* [SHORT EXERCISE]
Scan the listing that follows and report how many lines contain "this". Write the number alone.

* [DATA FOR THE TASK]

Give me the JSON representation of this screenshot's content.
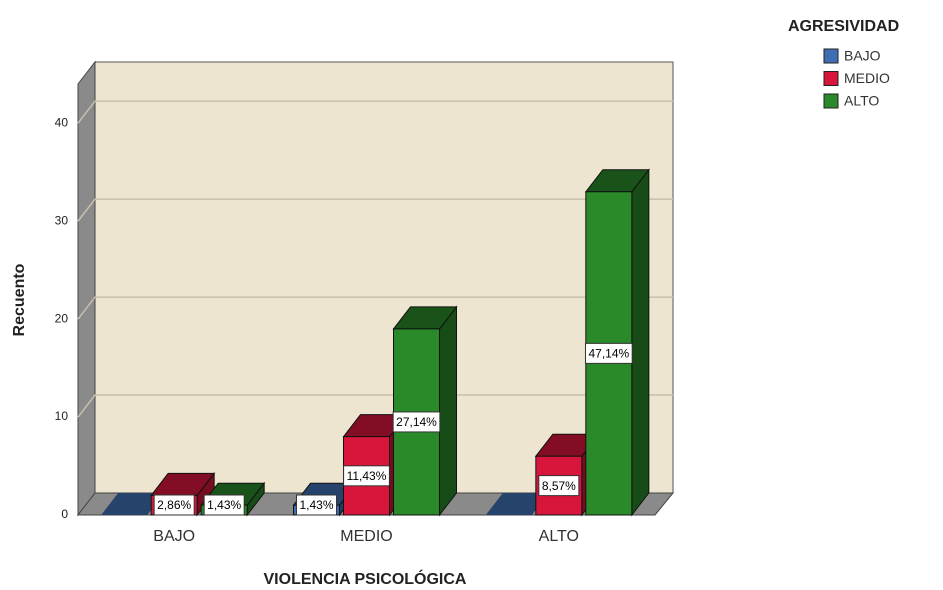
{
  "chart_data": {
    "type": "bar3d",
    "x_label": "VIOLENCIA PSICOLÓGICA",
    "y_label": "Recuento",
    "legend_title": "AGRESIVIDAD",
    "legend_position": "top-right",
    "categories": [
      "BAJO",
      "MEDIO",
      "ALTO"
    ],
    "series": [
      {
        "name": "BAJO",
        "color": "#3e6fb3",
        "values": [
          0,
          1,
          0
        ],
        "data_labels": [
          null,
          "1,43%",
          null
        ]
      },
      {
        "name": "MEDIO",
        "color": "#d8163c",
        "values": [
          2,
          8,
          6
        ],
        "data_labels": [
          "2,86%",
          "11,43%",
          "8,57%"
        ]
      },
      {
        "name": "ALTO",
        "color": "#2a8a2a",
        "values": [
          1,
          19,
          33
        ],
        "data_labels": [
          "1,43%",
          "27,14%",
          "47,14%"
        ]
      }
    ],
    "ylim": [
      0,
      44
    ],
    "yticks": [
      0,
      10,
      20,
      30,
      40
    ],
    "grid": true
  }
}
* * *
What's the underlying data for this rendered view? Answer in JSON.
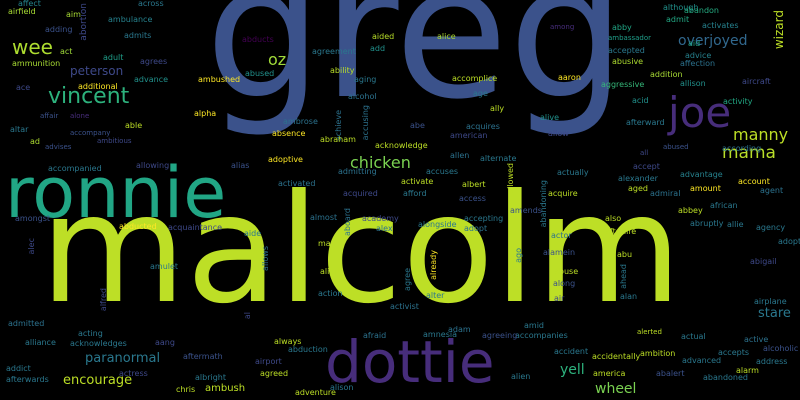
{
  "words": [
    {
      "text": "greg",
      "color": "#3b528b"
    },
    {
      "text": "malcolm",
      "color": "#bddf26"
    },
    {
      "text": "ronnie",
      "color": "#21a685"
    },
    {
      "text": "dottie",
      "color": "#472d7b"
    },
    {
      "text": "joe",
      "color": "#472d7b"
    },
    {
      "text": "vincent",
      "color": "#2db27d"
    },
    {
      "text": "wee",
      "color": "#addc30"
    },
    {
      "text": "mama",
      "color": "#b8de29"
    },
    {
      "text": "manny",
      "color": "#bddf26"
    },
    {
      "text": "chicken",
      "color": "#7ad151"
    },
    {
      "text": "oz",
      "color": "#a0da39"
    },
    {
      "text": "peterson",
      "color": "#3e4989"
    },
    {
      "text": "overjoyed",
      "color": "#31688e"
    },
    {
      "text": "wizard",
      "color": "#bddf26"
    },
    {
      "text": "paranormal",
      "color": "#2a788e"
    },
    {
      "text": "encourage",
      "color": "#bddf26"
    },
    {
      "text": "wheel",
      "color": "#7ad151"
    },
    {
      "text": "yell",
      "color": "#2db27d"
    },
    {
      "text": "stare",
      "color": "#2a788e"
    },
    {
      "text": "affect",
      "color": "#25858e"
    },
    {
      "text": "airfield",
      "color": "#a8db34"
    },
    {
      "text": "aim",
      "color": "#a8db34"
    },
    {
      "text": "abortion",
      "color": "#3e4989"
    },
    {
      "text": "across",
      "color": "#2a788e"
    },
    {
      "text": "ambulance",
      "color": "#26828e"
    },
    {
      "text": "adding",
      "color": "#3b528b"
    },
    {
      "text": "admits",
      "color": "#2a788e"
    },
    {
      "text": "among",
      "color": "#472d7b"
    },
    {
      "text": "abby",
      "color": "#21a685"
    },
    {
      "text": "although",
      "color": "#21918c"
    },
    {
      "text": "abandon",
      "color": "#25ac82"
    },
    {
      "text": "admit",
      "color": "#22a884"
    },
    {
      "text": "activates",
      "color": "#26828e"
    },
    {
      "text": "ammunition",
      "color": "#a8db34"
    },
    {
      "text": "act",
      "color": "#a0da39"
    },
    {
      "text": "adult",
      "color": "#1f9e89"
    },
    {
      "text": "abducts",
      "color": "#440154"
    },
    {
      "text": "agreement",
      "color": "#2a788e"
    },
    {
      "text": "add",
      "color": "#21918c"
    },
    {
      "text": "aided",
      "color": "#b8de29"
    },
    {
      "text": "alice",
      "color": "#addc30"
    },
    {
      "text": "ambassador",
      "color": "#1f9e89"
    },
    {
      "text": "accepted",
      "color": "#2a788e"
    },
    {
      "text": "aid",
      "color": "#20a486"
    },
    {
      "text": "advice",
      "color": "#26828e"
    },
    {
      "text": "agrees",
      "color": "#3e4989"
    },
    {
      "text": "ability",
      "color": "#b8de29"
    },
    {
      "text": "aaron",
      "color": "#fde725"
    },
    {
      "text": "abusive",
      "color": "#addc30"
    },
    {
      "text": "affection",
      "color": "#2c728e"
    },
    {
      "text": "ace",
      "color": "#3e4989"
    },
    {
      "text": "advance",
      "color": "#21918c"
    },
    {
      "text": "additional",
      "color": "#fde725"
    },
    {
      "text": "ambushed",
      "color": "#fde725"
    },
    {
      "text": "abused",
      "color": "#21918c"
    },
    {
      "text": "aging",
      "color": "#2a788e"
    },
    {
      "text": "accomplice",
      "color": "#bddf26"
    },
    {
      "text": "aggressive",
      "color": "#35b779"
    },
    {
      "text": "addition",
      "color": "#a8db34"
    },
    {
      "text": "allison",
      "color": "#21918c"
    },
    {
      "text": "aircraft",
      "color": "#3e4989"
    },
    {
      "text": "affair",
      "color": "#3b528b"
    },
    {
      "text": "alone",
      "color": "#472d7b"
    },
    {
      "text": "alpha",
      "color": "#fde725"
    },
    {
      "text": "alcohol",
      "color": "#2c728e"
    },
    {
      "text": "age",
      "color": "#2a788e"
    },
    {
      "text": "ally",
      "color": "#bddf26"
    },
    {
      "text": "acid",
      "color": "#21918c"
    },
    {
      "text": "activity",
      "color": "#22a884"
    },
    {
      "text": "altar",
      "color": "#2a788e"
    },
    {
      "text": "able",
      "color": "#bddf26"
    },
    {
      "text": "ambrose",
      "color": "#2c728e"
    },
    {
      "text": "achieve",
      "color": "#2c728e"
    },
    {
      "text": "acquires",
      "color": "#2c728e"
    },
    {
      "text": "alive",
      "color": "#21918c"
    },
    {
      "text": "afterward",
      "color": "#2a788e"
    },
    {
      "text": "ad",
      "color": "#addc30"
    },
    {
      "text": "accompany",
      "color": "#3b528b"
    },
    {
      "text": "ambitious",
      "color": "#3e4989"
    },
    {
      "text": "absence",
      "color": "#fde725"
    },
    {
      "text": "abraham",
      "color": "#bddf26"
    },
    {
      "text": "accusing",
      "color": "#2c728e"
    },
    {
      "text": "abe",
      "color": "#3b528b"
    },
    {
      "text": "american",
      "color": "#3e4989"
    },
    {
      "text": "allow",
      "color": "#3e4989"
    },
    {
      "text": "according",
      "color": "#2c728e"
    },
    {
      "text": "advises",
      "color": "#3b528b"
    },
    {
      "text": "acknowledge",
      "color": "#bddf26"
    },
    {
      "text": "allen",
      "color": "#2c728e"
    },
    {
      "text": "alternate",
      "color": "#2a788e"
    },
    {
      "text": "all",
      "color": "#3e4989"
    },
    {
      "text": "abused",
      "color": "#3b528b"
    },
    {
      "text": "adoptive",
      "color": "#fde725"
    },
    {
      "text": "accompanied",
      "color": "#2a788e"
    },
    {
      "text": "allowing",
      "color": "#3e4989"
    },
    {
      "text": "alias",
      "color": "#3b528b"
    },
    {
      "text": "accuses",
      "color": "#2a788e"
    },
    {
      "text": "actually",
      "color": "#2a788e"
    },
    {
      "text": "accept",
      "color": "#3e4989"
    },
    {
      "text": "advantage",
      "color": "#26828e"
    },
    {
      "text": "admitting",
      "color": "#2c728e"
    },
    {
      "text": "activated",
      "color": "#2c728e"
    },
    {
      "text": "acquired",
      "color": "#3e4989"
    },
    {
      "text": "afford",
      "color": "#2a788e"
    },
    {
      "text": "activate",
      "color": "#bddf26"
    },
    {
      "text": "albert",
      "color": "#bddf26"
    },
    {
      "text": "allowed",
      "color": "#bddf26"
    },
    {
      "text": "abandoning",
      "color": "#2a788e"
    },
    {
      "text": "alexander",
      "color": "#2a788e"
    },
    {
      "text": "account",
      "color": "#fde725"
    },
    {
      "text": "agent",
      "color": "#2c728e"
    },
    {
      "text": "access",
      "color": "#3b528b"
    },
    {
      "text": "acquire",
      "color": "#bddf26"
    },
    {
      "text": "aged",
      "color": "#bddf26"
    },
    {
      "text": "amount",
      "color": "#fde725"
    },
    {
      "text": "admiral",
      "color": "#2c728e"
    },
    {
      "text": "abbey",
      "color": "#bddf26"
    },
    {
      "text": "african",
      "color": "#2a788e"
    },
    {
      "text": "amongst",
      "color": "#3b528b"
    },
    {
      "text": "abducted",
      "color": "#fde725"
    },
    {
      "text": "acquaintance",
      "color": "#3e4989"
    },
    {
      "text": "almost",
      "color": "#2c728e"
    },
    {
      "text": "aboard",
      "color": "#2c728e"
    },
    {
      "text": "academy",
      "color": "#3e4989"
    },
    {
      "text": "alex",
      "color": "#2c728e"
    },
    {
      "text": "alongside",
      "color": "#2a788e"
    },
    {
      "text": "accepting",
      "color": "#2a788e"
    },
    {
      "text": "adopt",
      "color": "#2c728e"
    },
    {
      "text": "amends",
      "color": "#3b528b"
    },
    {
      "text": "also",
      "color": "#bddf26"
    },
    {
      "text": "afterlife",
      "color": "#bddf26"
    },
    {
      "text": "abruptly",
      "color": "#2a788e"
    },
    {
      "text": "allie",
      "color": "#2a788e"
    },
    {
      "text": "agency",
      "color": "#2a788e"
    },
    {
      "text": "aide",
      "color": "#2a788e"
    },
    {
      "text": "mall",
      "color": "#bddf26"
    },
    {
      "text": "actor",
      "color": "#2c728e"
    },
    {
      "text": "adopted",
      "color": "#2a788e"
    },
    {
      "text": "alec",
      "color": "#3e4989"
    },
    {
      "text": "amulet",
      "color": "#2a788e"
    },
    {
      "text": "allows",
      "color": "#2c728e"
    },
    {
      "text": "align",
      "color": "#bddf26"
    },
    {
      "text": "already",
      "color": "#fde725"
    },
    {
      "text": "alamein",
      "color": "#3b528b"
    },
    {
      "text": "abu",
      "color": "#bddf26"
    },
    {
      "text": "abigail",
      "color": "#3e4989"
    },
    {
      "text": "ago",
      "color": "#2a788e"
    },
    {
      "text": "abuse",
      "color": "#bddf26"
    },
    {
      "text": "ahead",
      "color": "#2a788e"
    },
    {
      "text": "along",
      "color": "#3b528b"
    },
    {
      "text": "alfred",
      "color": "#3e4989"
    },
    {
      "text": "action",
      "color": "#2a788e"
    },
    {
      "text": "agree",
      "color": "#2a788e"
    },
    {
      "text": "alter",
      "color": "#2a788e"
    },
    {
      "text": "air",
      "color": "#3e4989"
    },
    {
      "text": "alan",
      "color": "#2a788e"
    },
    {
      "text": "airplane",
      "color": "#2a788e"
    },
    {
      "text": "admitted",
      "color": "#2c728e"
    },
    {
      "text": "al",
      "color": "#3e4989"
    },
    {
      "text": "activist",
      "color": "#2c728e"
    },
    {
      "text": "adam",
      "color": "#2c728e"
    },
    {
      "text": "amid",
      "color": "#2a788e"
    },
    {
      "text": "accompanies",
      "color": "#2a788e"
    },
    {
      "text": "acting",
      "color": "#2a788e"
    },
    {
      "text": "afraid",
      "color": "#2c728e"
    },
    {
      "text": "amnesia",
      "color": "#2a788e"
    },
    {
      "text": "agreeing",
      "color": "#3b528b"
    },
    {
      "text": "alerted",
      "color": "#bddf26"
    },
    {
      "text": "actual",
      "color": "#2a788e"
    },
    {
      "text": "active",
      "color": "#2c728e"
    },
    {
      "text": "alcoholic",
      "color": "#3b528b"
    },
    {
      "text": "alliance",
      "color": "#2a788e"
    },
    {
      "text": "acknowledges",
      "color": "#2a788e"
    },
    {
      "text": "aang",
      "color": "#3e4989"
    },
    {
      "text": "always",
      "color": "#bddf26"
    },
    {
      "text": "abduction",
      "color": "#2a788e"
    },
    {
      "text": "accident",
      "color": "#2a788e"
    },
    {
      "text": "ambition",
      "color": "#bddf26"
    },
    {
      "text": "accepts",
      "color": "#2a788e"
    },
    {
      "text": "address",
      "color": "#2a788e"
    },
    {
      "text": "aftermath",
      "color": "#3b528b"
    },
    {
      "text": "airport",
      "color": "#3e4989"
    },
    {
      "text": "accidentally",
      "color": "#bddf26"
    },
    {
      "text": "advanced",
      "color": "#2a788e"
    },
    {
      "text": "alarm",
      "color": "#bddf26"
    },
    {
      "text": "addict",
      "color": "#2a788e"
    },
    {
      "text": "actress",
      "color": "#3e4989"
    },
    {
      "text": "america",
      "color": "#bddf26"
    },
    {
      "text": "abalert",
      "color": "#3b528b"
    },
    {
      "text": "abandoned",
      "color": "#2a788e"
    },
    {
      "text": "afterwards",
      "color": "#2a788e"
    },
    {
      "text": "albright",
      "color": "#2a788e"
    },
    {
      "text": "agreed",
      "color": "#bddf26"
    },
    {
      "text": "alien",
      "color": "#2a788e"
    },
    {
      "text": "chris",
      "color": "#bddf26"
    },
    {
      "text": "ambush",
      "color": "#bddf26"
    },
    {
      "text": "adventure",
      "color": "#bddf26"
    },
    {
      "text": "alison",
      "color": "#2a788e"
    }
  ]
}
---
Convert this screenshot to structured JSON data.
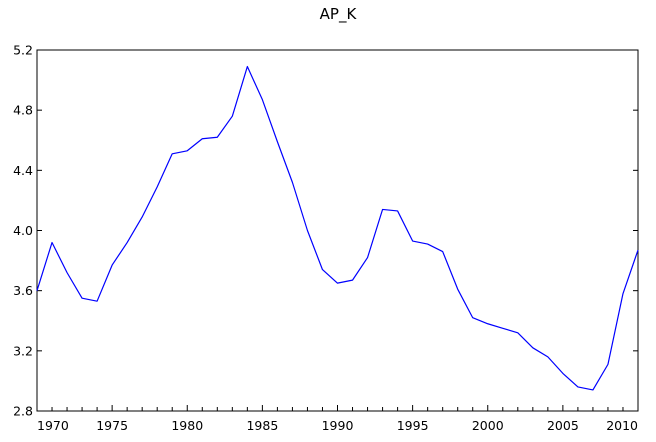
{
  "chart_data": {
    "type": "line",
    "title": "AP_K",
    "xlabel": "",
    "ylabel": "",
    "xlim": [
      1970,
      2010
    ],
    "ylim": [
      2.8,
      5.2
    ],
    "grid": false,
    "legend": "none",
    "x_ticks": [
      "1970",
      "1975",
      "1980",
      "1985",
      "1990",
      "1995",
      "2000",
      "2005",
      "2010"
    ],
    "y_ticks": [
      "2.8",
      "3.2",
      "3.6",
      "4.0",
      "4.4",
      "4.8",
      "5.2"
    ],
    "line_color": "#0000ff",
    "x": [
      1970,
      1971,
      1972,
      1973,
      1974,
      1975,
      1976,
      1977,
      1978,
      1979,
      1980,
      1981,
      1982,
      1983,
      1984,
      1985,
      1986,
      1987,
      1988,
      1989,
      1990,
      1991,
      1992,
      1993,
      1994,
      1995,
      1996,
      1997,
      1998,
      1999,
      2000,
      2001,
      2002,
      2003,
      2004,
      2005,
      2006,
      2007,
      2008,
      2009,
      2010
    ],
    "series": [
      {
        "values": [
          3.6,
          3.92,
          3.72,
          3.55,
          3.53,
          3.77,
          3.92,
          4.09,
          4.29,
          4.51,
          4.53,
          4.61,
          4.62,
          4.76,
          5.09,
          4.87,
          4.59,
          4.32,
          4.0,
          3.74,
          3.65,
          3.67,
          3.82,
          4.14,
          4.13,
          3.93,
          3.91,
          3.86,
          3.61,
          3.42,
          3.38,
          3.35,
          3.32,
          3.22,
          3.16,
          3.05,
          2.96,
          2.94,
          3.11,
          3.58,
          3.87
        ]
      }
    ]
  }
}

* [EXERCISE RESULT]
3